Provided data -
^^^^^^^^^^^^^^^^

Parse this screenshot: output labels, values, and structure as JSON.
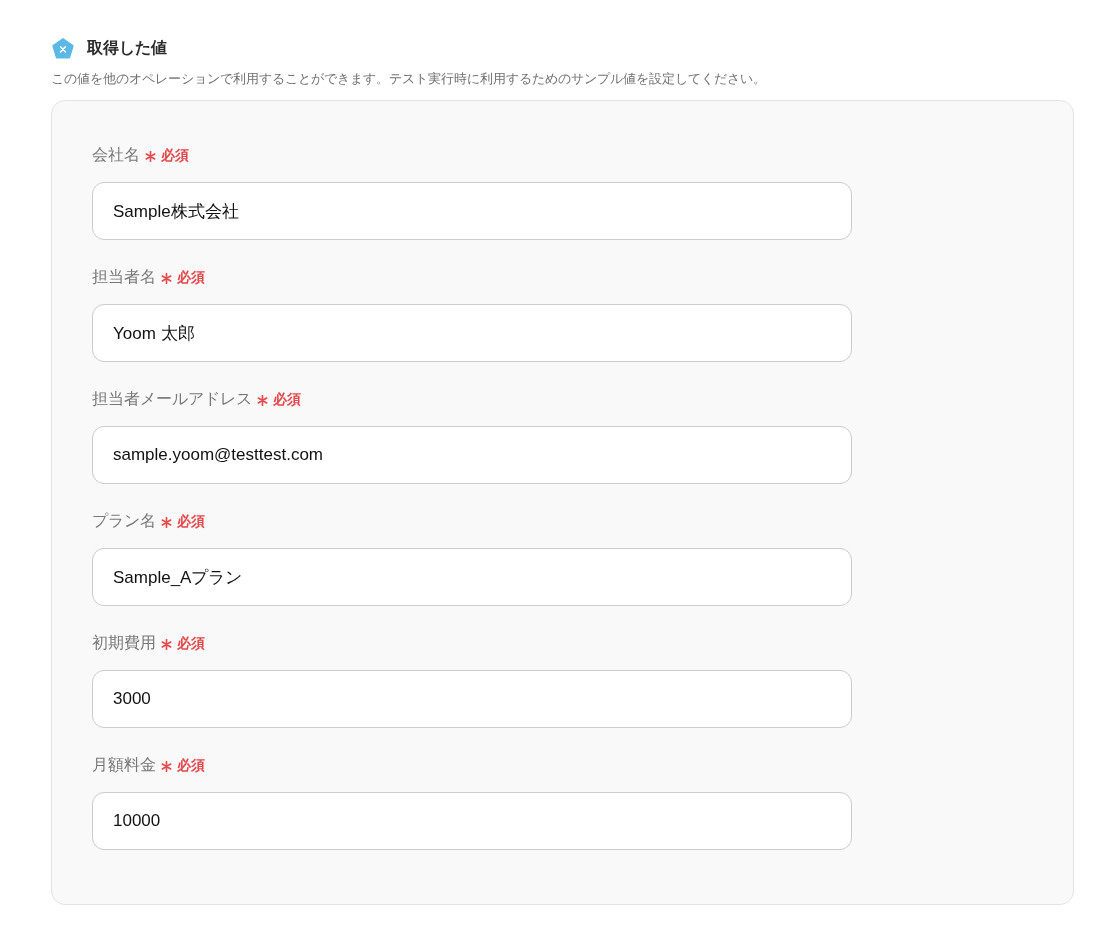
{
  "section": {
    "title": "取得した値",
    "description": "この値を他のオペレーションで利用することができます。テスト実行時に利用するためのサンプル値を設定してください。"
  },
  "fields": [
    {
      "label": "会社名",
      "required_text": "必須",
      "value": "Sample株式会社"
    },
    {
      "label": "担当者名",
      "required_text": "必須",
      "value": "Yoom 太郎"
    },
    {
      "label": "担当者メールアドレス",
      "required_text": "必須",
      "value": "sample.yoom@testtest.com"
    },
    {
      "label": "プラン名",
      "required_text": "必須",
      "value": "Sample_Aプラン"
    },
    {
      "label": "初期費用",
      "required_text": "必須",
      "value": "3000"
    },
    {
      "label": "月額料金",
      "required_text": "必須",
      "value": "10000"
    }
  ]
}
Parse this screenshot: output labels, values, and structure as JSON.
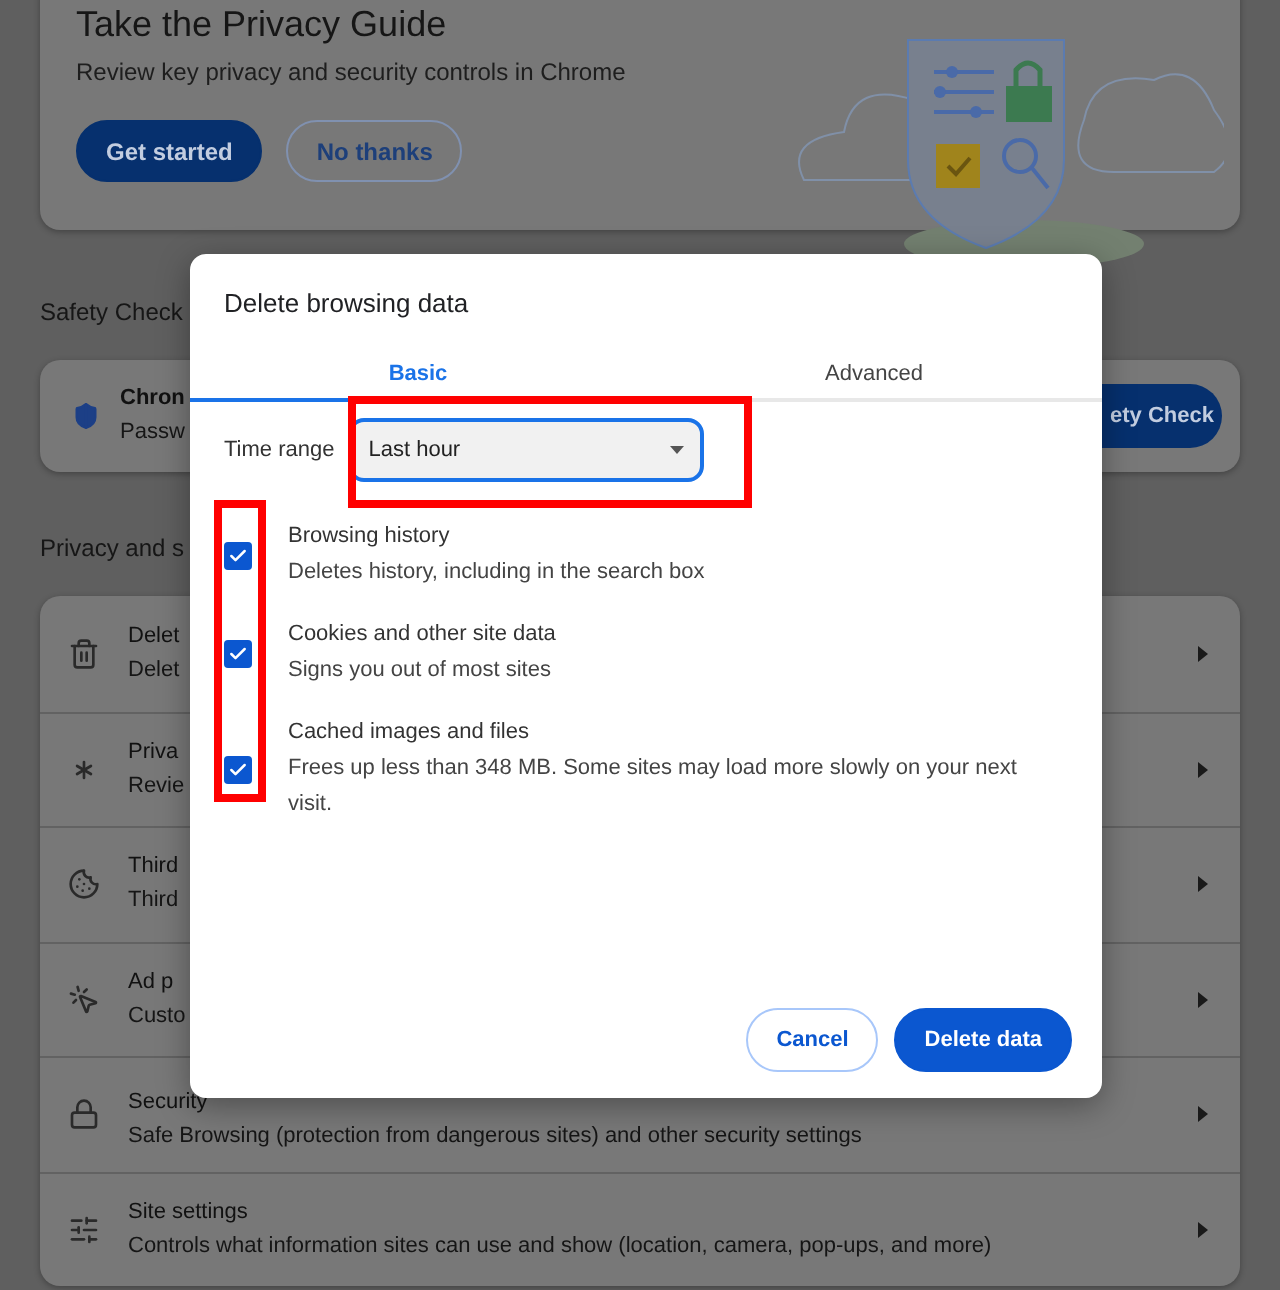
{
  "privacy_guide": {
    "title": "Take the Privacy Guide",
    "description": "Review key privacy and security controls in Chrome",
    "buttons": [
      {
        "label": "Get started",
        "kind": "primary"
      },
      {
        "label": "No thanks",
        "kind": "outline"
      }
    ]
  },
  "safety_check": {
    "heading": "Safety Check",
    "title": "Chron",
    "subtitle": "Passw",
    "button": "ety Check"
  },
  "privacy_section": {
    "heading": "Privacy and s",
    "rows": [
      {
        "title": "Delet",
        "subtitle": "Delet"
      },
      {
        "title": "Priva",
        "subtitle": "Revie"
      },
      {
        "title": "Third",
        "subtitle": "Third"
      },
      {
        "title": "Ad p",
        "subtitle": "Custo"
      },
      {
        "title": "Security",
        "subtitle": "Safe Browsing (protection from dangerous sites) and other security settings"
      },
      {
        "title": "Site settings",
        "subtitle": "Controls what information sites can use and show (location, camera, pop-ups, and more)"
      }
    ]
  },
  "dialog": {
    "title": "Delete browsing data",
    "tabs": [
      {
        "label": "Basic",
        "selected": true
      },
      {
        "label": "Advanced",
        "selected": false
      }
    ],
    "time_range": {
      "label": "Time range",
      "value": "Last hour",
      "highlighted": true
    },
    "checkboxes_highlighted": true,
    "items": [
      {
        "title": "Browsing history",
        "description": "Deletes history, including in the search box",
        "checked": true
      },
      {
        "title": "Cookies and other site data",
        "description": "Signs you out of most sites",
        "checked": true
      },
      {
        "title": "Cached images and files",
        "description": "Frees up less than 348 MB. Some sites may load more slowly on your next visit.",
        "checked": true
      }
    ],
    "buttons": [
      {
        "label": "Cancel",
        "kind": "outline"
      },
      {
        "label": "Delete data",
        "kind": "primary"
      }
    ]
  }
}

^^^^^^^^^^^^^^^^

Problem description -
Write every entry out again exactly, dropping the pictures.

Solved problem -
Parse this screenshot: output labels, values, and structure as JSON.
{
  "section": {
    "title": "取得した値",
    "description": "この値を他のオペレーションで利用することができます。テスト実行時に利用するためのサンプル値を設定してください。"
  },
  "fields": [
    {
      "label": "会社名",
      "required_text": "必須",
      "value": "Sample株式会社"
    },
    {
      "label": "担当者名",
      "required_text": "必須",
      "value": "Yoom 太郎"
    },
    {
      "label": "担当者メールアドレス",
      "required_text": "必須",
      "value": "sample.yoom@testtest.com"
    },
    {
      "label": "プラン名",
      "required_text": "必須",
      "value": "Sample_Aプラン"
    },
    {
      "label": "初期費用",
      "required_text": "必須",
      "value": "3000"
    },
    {
      "label": "月額料金",
      "required_text": "必須",
      "value": "10000"
    }
  ]
}
Parse this screenshot: output labels, values, and structure as JSON.
{
  "privacy_guide": {
    "title": "Take the Privacy Guide",
    "description": "Review key privacy and security controls in Chrome",
    "buttons": [
      {
        "label": "Get started",
        "kind": "primary"
      },
      {
        "label": "No thanks",
        "kind": "outline"
      }
    ]
  },
  "safety_check": {
    "heading": "Safety Check",
    "title": "Chron",
    "subtitle": "Passw",
    "button": "ety Check"
  },
  "privacy_section": {
    "heading": "Privacy and s",
    "rows": [
      {
        "title": "Delet",
        "subtitle": "Delet"
      },
      {
        "title": "Priva",
        "subtitle": "Revie"
      },
      {
        "title": "Third",
        "subtitle": "Third"
      },
      {
        "title": "Ad p",
        "subtitle": "Custo"
      },
      {
        "title": "Security",
        "subtitle": "Safe Browsing (protection from dangerous sites) and other security settings"
      },
      {
        "title": "Site settings",
        "subtitle": "Controls what information sites can use and show (location, camera, pop-ups, and more)"
      }
    ]
  },
  "dialog": {
    "title": "Delete browsing data",
    "tabs": [
      {
        "label": "Basic",
        "selected": true
      },
      {
        "label": "Advanced",
        "selected": false
      }
    ],
    "time_range": {
      "label": "Time range",
      "value": "Last hour",
      "highlighted": true
    },
    "checkboxes_highlighted": true,
    "items": [
      {
        "title": "Browsing history",
        "description": "Deletes history, including in the search box",
        "checked": true
      },
      {
        "title": "Cookies and other site data",
        "description": "Signs you out of most sites",
        "checked": true
      },
      {
        "title": "Cached images and files",
        "description": "Frees up less than 348 MB. Some sites may load more slowly on your next visit.",
        "checked": true
      }
    ],
    "buttons": [
      {
        "label": "Cancel",
        "kind": "outline"
      },
      {
        "label": "Delete data",
        "kind": "primary"
      }
    ]
  }
}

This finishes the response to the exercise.